- Extracted information -
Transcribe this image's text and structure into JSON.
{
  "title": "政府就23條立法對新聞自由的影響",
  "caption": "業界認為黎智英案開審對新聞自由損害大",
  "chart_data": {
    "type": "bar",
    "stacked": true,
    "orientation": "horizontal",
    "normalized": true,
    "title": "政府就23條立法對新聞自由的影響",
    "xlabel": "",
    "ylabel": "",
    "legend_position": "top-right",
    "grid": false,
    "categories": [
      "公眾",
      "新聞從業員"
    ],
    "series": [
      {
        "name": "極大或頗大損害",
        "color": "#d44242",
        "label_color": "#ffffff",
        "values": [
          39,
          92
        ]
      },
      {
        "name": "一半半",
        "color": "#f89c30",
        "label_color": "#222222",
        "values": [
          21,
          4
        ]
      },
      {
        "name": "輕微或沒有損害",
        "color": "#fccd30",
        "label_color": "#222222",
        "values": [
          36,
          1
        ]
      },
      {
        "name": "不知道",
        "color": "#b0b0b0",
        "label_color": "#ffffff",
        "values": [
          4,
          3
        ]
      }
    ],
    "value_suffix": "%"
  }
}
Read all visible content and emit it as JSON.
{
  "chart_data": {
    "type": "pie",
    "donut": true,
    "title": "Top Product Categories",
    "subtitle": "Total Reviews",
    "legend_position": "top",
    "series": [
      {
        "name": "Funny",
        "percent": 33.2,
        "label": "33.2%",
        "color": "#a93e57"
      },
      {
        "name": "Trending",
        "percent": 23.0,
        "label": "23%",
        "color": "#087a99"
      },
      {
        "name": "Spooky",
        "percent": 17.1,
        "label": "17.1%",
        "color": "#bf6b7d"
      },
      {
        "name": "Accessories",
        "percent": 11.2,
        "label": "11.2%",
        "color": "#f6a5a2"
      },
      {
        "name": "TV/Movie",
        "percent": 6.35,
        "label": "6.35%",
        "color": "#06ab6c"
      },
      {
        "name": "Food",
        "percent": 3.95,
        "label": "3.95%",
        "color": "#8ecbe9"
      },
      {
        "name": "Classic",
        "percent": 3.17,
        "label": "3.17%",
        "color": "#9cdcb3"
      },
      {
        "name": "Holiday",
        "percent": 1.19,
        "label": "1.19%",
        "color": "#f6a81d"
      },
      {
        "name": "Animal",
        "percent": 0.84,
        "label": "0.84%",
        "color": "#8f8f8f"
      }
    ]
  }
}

- What is needed -
Identify each line in the records above containing the word "true"; copy those lines.

- Reply -
    "stacked": true,
    "normalized": true,
    "donut": true,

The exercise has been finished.